WHAT NEEDS TO BE DONE ->
Please copy all the lines that follow, word for word.
— start of THE RECORDS —
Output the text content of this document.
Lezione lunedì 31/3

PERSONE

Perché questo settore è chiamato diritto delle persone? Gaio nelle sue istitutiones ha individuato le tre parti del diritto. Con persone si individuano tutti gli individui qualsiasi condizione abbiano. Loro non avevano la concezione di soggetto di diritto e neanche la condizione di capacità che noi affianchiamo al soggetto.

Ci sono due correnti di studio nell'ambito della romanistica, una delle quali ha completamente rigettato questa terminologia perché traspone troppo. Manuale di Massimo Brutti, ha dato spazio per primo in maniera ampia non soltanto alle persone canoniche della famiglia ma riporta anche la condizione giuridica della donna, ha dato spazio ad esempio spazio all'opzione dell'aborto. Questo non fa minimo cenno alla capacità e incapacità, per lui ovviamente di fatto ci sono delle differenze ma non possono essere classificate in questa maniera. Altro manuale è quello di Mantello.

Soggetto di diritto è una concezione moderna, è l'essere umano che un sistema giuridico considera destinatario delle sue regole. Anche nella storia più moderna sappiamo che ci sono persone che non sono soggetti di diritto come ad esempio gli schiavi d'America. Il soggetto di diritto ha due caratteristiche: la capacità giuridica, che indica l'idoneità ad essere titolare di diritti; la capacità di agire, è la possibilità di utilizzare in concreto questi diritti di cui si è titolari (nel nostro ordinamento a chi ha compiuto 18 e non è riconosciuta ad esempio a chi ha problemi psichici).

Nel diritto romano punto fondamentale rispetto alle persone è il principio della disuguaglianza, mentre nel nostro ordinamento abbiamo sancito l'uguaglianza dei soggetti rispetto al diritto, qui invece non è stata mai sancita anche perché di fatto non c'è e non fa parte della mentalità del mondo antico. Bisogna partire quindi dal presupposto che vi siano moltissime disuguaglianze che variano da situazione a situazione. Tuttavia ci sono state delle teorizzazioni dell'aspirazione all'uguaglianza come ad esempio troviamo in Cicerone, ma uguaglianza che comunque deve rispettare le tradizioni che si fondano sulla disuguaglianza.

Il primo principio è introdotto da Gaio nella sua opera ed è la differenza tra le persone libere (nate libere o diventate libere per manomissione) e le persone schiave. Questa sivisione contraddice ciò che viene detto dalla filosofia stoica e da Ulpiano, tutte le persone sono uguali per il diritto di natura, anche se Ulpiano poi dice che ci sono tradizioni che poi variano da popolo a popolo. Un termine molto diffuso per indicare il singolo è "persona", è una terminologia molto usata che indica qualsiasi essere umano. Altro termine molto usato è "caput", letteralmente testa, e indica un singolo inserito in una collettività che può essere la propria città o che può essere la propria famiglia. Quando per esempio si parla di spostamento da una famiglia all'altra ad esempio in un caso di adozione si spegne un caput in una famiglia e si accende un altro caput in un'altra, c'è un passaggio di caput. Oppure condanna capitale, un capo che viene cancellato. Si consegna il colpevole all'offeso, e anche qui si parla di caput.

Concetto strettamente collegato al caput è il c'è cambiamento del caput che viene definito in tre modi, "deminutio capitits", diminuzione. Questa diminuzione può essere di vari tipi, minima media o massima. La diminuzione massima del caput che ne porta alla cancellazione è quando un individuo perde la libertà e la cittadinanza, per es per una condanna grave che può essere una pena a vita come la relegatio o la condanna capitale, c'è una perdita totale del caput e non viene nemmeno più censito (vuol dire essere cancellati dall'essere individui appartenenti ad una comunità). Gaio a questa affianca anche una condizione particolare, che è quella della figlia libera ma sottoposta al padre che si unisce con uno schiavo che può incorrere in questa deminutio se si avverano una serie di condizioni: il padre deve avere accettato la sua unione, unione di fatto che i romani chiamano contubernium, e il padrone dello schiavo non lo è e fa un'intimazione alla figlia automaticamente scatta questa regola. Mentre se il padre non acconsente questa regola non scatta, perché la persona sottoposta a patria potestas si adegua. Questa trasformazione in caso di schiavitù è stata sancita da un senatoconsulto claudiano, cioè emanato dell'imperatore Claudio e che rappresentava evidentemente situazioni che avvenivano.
— end of THE RECORDS —
COMPLETE RESPONSE ->
Output the text content of this document.
Lezione lunedì 31/3

PERSONE

Perché questo settore è chiamato diritto delle persone? Gaio nelle sue istitutiones ha individuato le tre parti del diritto. Con persone si individuano tutti gli individui qualsiasi condizione abbiano. Loro non avevano la concezione di soggetto di diritto e neanche la condizione di capacità che noi affianchiamo al soggetto.

Ci sono due correnti di studio nell'ambito della romanistica, una delle quali ha completamente rigettato questa terminologia perché traspone troppo. Manuale di Massimo Brutti, ha dato spazio per primo in maniera ampia non soltanto alle persone canoniche della famiglia ma riporta anche la condizione giuridica della donna, ha dato spazio ad esempio spazio all'opzione dell'aborto. Questo non fa minimo cenno alla capacità e incapacità, per lui ovviamente di fatto ci sono delle differenze ma non possono essere classificate in questa maniera. Altro manuale è quello di Mantello.

Soggetto di diritto è una concezione moderna, è l'essere umano che un sistema giuridico considera destinatario delle sue regole. Anche nella storia più moderna sappiamo che ci sono persone che non sono soggetti di diritto come ad esempio gli schiavi d'America. Il soggetto di diritto ha due caratteristiche: la capacità giuridica, che indica l'idoneità ad essere titolare di diritti; la capacità di agire, è la possibilità di utilizzare in concreto questi diritti di cui si è titolari (nel nostro ordinamento a chi ha compiuto 18 e non è riconosciuta ad esempio a chi ha problemi psichici).

Nel diritto romano punto fondamentale rispetto alle persone è il principio della disuguaglianza, mentre nel nostro ordinamento abbiamo sancito l'uguaglianza dei soggetti rispetto al diritto, qui invece non è stata mai sancita anche perché di fatto non c'è e non fa parte della mentalità del mondo antico. Bisogna partire quindi dal presupposto che vi siano moltissime disuguaglianze che variano da situazione a situazione. Tuttavia ci sono state delle teorizzazioni dell'aspirazione all'uguaglianza come ad esempio troviamo in Cicerone, ma uguaglianza che comunque deve rispettare le tradizioni che si fondano sulla disuguaglianza.

Il primo principio è introdotto da Gaio nella sua opera ed è la differenza tra le persone libere (nate libere o diventate libere per manomissione) e le persone schiave. Questa sivisione contraddice ciò che viene detto dalla filosofia stoica e da Ulpiano, tutte le persone sono uguali per il diritto di natura, anche se Ulpiano poi dice che ci sono tradizioni che poi variano da popolo a popolo. Un termine molto diffuso per indicare il singolo è "persona", è una terminologia molto usata che indica qualsiasi essere umano. Altro termine molto usato è "caput", letteralmente testa, e indica un singolo inserito in una collettività che può essere la propria città o che può essere la propria famiglia. Quando per esempio si parla di spostamento da una famiglia all'altra ad esempio in un caso di adozione si spegne un caput in una famiglia e si accende un altro caput in un'altra, c'è un passaggio di caput. Oppure condanna capitale, un capo che viene cancellato. Si consegna il colpevole all'offeso, e anche qui si parla di caput.

Concetto strettamente collegato al caput è il c'è cambiamento del caput che viene definito in tre modi, "deminutio capitits", diminuzione. Questa diminuzione può essere di vari tipi, minima media o massima. La diminuzione massima del caput che ne porta alla cancellazione è quando un individuo perde la libertà e la cittadinanza, per es per una condanna grave che può essere una pena a vita come la relegatio o la condanna capitale, c'è una perdita totale del caput e non viene nemmeno più censito (vuol dire essere cancellati dall'essere individui appartenenti ad una comunità). Gaio a questa affianca anche una condizione particolare, che è quella della figlia libera ma sottoposta al padre che si unisce con uno schiavo che può incorrere in questa deminutio se si avverano una serie di condizioni: il padre deve avere accettato la sua unione, unione di fatto che i romani chiamano contubernium, e il padrone dello schiavo non lo è e fa un'intimazione alla figlia automaticamente scatta questa regola. Mentre se il padre non acconsente questa regola non scatta, perché la persona sottoposta a patria potestas si adegua. Questa trasformazione in caso di schiavitù è stata sancita da un senatoconsulto claudiano, cioè emanato dell'imperatore Claudio e che rappresentava evidentemente situazioni che avvenivano.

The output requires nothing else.